Set down the full listing exactly as given. Any pictures are to be left out.

________________________________________

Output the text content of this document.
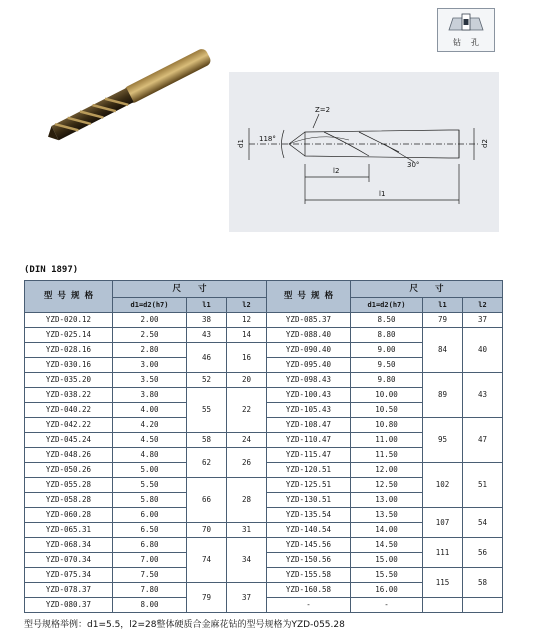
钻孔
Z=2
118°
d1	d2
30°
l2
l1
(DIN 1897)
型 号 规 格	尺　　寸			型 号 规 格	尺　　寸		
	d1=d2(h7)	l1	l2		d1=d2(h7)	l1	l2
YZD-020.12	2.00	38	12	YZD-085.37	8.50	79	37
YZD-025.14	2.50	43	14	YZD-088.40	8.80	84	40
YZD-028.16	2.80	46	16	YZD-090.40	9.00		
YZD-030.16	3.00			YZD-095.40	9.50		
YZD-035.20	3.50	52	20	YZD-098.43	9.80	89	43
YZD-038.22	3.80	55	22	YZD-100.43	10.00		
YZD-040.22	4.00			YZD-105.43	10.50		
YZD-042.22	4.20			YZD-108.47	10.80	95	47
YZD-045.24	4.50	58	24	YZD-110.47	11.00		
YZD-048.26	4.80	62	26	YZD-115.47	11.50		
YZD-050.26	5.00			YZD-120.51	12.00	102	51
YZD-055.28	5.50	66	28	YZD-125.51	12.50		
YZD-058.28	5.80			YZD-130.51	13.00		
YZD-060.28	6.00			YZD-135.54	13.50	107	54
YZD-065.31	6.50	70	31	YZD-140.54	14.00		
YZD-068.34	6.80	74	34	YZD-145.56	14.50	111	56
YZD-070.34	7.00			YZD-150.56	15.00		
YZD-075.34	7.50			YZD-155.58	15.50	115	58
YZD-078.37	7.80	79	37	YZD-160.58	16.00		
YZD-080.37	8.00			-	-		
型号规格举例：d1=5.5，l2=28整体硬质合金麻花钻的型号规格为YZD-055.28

________________________________________

# COMPLETED TASK
Output the text content of this document.
钻孔
Z=2
118°
d1	d2
30°
l2
l1
(DIN 1897)
型 号 规 格	尺　　寸			型 号 规 格	尺　　寸		
	d1=d2(h7)	l1	l2		d1=d2(h7)	l1	l2
YZD-020.12	2.00	38	12	YZD-085.37	8.50	79	37
YZD-025.14	2.50	43	14	YZD-088.40	8.80	84	40
YZD-028.16	2.80	46	16	YZD-090.40	9.00		
YZD-030.16	3.00			YZD-095.40	9.50		
YZD-035.20	3.50	52	20	YZD-098.43	9.80	89	43
YZD-038.22	3.80	55	22	YZD-100.43	10.00		
YZD-040.22	4.00			YZD-105.43	10.50		
YZD-042.22	4.20			YZD-108.47	10.80	95	47
YZD-045.24	4.50	58	24	YZD-110.47	11.00		
YZD-048.26	4.80	62	26	YZD-115.47	11.50		
YZD-050.26	5.00			YZD-120.51	12.00	102	51
YZD-055.28	5.50	66	28	YZD-125.51	12.50		
YZD-058.28	5.80			YZD-130.51	13.00		
YZD-060.28	6.00			YZD-135.54	13.50	107	54
YZD-065.31	6.50	70	31	YZD-140.54	14.00		
YZD-068.34	6.80	74	34	YZD-145.56	14.50	111	56
YZD-070.34	7.00			YZD-150.56	15.00		
YZD-075.34	7.50			YZD-155.58	15.50	115	58
YZD-078.37	7.80	79	37	YZD-160.58	16.00		
YZD-080.37	8.00			-	-		
型号规格举例：d1=5.5，l2=28整体硬质合金麻花钻的型号规格为YZD-055.28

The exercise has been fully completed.